PROBLEM TO SOLVE: Give the data below again exactly as it stands. Omit the pictures.

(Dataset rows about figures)
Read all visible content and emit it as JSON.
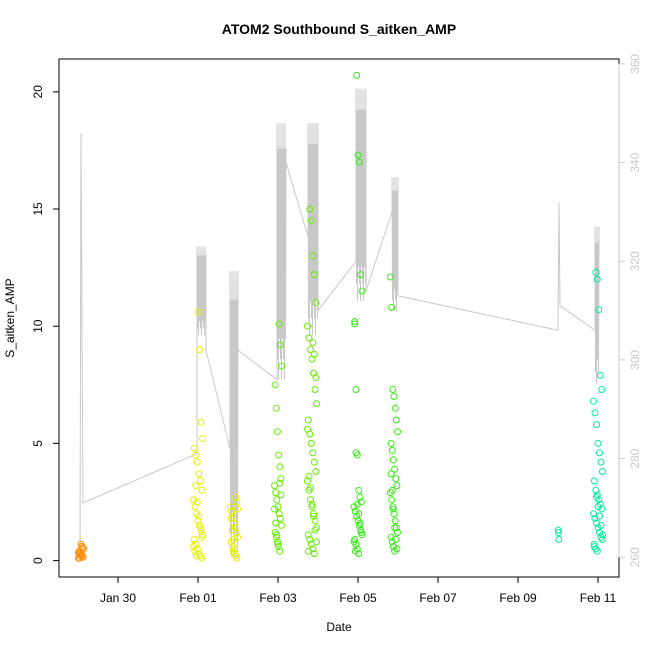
{
  "chart_data": {
    "type": "scatter",
    "title": "ATOM2 Southbound S_aitken_AMP",
    "xlabel": "Date",
    "ylabel": "S_aitken_AMP",
    "ylim": [
      -0.7,
      21.4
    ],
    "x_ticks": [
      "Jan 30",
      "Feb 01",
      "Feb 03",
      "Feb 05",
      "Feb 07",
      "Feb 09",
      "Feb 11"
    ],
    "y_ticks": [
      0,
      5,
      10,
      15,
      20
    ],
    "y2_ticks": [
      260,
      280,
      300,
      320,
      340,
      360
    ],
    "y2_lim": [
      256,
      361
    ],
    "grid": false,
    "colors": {
      "line": "#c8c8c8",
      "axis": "#000000",
      "right_axis": "#c8c8c8"
    },
    "series": [
      {
        "color": "#ff8c00",
        "points": [
          {
            "date": "Jan 29",
            "values": [
              0.1,
              0.15,
              0.2,
              0.25,
              0.3,
              0.35,
              0.4,
              0.5,
              0.55,
              0.6,
              0.7,
              0.2,
              0.1,
              0.3
            ]
          }
        ]
      },
      {
        "color": "#e6f000",
        "points": [
          {
            "date": "Feb 01",
            "values": [
              0.1,
              0.2,
              0.3,
              0.5,
              0.7,
              0.9,
              1.1,
              1.3,
              1.5,
              1.7,
              2.0,
              2.3,
              2.6,
              3.0,
              3.4,
              3.7,
              4.2,
              4.5,
              4.8,
              5.2,
              5.9,
              9.0,
              10.6,
              0.2,
              0.4,
              0.6,
              1.0,
              1.4,
              1.9,
              2.5,
              3.2
            ]
          },
          {
            "date": "Feb 02",
            "values": [
              0.1,
              0.2,
              0.3,
              0.4,
              0.6,
              0.8,
              1.0,
              1.2,
              1.4,
              1.6,
              1.9,
              2.1,
              2.3,
              2.5,
              2.7,
              0.5,
              0.9,
              1.3,
              1.8,
              2.2
            ]
          }
        ]
      },
      {
        "color": "#66ee00",
        "points": [
          {
            "date": "Feb 03",
            "values": [
              0.4,
              0.6,
              0.8,
              1.0,
              1.2,
              1.5,
              1.8,
              2.0,
              2.3,
              2.6,
              2.9,
              3.2,
              3.5,
              4.0,
              4.5,
              5.5,
              6.5,
              7.5,
              8.3,
              9.2,
              10.1,
              0.7,
              1.1,
              1.6,
              2.2,
              2.8,
              3.3
            ]
          },
          {
            "date": "Feb 04",
            "values": [
              0.3,
              0.5,
              0.7,
              0.9,
              1.1,
              1.4,
              1.7,
              2.0,
              2.3,
              2.6,
              3.0,
              3.4,
              3.8,
              4.2,
              4.6,
              5.0,
              5.4,
              6.0,
              6.7,
              7.3,
              8.0,
              8.6,
              9.0,
              9.5,
              10.0,
              11.0,
              12.2,
              13.0,
              14.5,
              15.0,
              0.4,
              0.8,
              1.3,
              1.9,
              2.4,
              3.1,
              3.6,
              5.6,
              7.8,
              8.8,
              9.3
            ]
          }
        ]
      },
      {
        "color": "#33ee11",
        "points": [
          {
            "date": "Feb 05",
            "values": [
              0.3,
              0.5,
              0.7,
              0.9,
              1.1,
              1.3,
              1.5,
              1.7,
              1.9,
              2.1,
              2.3,
              2.5,
              2.7,
              3.0,
              4.5,
              7.3,
              10.1,
              11.5,
              12.2,
              17.0,
              17.3,
              20.7,
              0.4,
              0.8,
              1.2,
              1.6,
              2.0,
              2.4,
              4.6,
              10.2
            ]
          },
          {
            "date": "Feb 06",
            "values": [
              0.4,
              0.6,
              0.8,
              1.0,
              1.2,
              1.4,
              1.7,
              2.0,
              2.3,
              2.6,
              2.9,
              3.2,
              3.5,
              3.9,
              4.3,
              4.7,
              5.0,
              5.5,
              6.0,
              6.5,
              7.0,
              7.3,
              10.8,
              12.1,
              0.5,
              0.9,
              1.4,
              2.2,
              3.0,
              3.7
            ]
          }
        ]
      },
      {
        "color": "#00ee99",
        "points": [
          {
            "date": "Feb 10",
            "values": [
              0.9,
              1.2,
              1.3
            ]
          },
          {
            "date": "Feb 11",
            "values": [
              0.4,
              0.5,
              0.7,
              0.9,
              1.0,
              1.2,
              1.4,
              1.6,
              1.8,
              2.0,
              2.2,
              2.4,
              2.6,
              2.8,
              3.0,
              3.4,
              3.8,
              4.2,
              4.6,
              5.0,
              5.8,
              6.3,
              6.8,
              7.3,
              7.9,
              10.7,
              12.0,
              12.3,
              0.6,
              1.1,
              1.5,
              1.9,
              2.3,
              2.7
            ]
          }
        ]
      }
    ]
  }
}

WRITTEN SOLUTION:
Read all visible content and emit it as JSON.
{
  "chart_data": {
    "type": "scatter",
    "title": "ATOM2 Southbound S_aitken_AMP",
    "xlabel": "Date",
    "ylabel": "S_aitken_AMP",
    "ylim": [
      -0.7,
      21.4
    ],
    "x_ticks": [
      "Jan 30",
      "Feb 01",
      "Feb 03",
      "Feb 05",
      "Feb 07",
      "Feb 09",
      "Feb 11"
    ],
    "y_ticks": [
      0,
      5,
      10,
      15,
      20
    ],
    "y2_ticks": [
      260,
      280,
      300,
      320,
      340,
      360
    ],
    "y2_lim": [
      256,
      361
    ],
    "grid": false,
    "colors": {
      "line": "#c8c8c8",
      "axis": "#000000",
      "right_axis": "#c8c8c8"
    },
    "series": [
      {
        "color": "#ff8c00",
        "points": [
          {
            "date": "Jan 29",
            "values": [
              0.1,
              0.15,
              0.2,
              0.25,
              0.3,
              0.35,
              0.4,
              0.5,
              0.55,
              0.6,
              0.7,
              0.2,
              0.1,
              0.3
            ]
          }
        ]
      },
      {
        "color": "#e6f000",
        "points": [
          {
            "date": "Feb 01",
            "values": [
              0.1,
              0.2,
              0.3,
              0.5,
              0.7,
              0.9,
              1.1,
              1.3,
              1.5,
              1.7,
              2.0,
              2.3,
              2.6,
              3.0,
              3.4,
              3.7,
              4.2,
              4.5,
              4.8,
              5.2,
              5.9,
              9.0,
              10.6,
              0.2,
              0.4,
              0.6,
              1.0,
              1.4,
              1.9,
              2.5,
              3.2
            ]
          },
          {
            "date": "Feb 02",
            "values": [
              0.1,
              0.2,
              0.3,
              0.4,
              0.6,
              0.8,
              1.0,
              1.2,
              1.4,
              1.6,
              1.9,
              2.1,
              2.3,
              2.5,
              2.7,
              0.5,
              0.9,
              1.3,
              1.8,
              2.2
            ]
          }
        ]
      },
      {
        "color": "#66ee00",
        "points": [
          {
            "date": "Feb 03",
            "values": [
              0.4,
              0.6,
              0.8,
              1.0,
              1.2,
              1.5,
              1.8,
              2.0,
              2.3,
              2.6,
              2.9,
              3.2,
              3.5,
              4.0,
              4.5,
              5.5,
              6.5,
              7.5,
              8.3,
              9.2,
              10.1,
              0.7,
              1.1,
              1.6,
              2.2,
              2.8,
              3.3
            ]
          },
          {
            "date": "Feb 04",
            "values": [
              0.3,
              0.5,
              0.7,
              0.9,
              1.1,
              1.4,
              1.7,
              2.0,
              2.3,
              2.6,
              3.0,
              3.4,
              3.8,
              4.2,
              4.6,
              5.0,
              5.4,
              6.0,
              6.7,
              7.3,
              8.0,
              8.6,
              9.0,
              9.5,
              10.0,
              11.0,
              12.2,
              13.0,
              14.5,
              15.0,
              0.4,
              0.8,
              1.3,
              1.9,
              2.4,
              3.1,
              3.6,
              5.6,
              7.8,
              8.8,
              9.3
            ]
          }
        ]
      },
      {
        "color": "#33ee11",
        "points": [
          {
            "date": "Feb 05",
            "values": [
              0.3,
              0.5,
              0.7,
              0.9,
              1.1,
              1.3,
              1.5,
              1.7,
              1.9,
              2.1,
              2.3,
              2.5,
              2.7,
              3.0,
              4.5,
              7.3,
              10.1,
              11.5,
              12.2,
              17.0,
              17.3,
              20.7,
              0.4,
              0.8,
              1.2,
              1.6,
              2.0,
              2.4,
              4.6,
              10.2
            ]
          },
          {
            "date": "Feb 06",
            "values": [
              0.4,
              0.6,
              0.8,
              1.0,
              1.2,
              1.4,
              1.7,
              2.0,
              2.3,
              2.6,
              2.9,
              3.2,
              3.5,
              3.9,
              4.3,
              4.7,
              5.0,
              5.5,
              6.0,
              6.5,
              7.0,
              7.3,
              10.8,
              12.1,
              0.5,
              0.9,
              1.4,
              2.2,
              3.0,
              3.7
            ]
          }
        ]
      },
      {
        "color": "#00ee99",
        "points": [
          {
            "date": "Feb 10",
            "values": [
              0.9,
              1.2,
              1.3
            ]
          },
          {
            "date": "Feb 11",
            "values": [
              0.4,
              0.5,
              0.7,
              0.9,
              1.0,
              1.2,
              1.4,
              1.6,
              1.8,
              2.0,
              2.2,
              2.4,
              2.6,
              2.8,
              3.0,
              3.4,
              3.8,
              4.2,
              4.6,
              5.0,
              5.8,
              6.3,
              6.8,
              7.3,
              7.9,
              10.7,
              12.0,
              12.3,
              0.6,
              1.1,
              1.5,
              1.9,
              2.3,
              2.7
            ]
          }
        ]
      }
    ]
  }
}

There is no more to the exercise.